[Extracted records]

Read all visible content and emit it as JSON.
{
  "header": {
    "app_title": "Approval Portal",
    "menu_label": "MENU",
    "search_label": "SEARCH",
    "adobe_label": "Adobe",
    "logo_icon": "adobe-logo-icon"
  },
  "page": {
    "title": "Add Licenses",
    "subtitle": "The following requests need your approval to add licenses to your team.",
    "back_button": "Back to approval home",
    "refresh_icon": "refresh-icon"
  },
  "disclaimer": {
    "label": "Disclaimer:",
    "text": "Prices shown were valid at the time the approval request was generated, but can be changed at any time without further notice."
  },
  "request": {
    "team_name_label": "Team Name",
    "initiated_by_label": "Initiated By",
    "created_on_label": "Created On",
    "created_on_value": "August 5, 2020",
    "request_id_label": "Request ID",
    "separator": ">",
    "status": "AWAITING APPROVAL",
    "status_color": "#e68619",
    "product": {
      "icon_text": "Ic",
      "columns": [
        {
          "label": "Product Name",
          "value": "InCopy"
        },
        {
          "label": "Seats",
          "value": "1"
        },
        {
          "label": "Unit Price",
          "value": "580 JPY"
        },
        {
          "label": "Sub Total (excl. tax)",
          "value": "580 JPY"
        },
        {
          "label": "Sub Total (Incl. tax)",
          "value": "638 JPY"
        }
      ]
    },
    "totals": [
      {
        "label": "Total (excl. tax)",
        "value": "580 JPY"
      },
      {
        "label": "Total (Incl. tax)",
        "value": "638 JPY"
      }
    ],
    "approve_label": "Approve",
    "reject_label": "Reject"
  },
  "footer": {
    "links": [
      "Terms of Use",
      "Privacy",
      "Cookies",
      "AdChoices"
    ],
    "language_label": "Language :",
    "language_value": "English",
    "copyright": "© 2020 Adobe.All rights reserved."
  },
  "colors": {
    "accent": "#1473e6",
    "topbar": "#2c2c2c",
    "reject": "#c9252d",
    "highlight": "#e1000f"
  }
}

- _Exercise brief_: Find the string "Incl" in the records, then copy each line where it occurs.

- _Result for this task_:
          "label": "Sub Total (Incl. tax)",
        "label": "Total (Incl. tax)",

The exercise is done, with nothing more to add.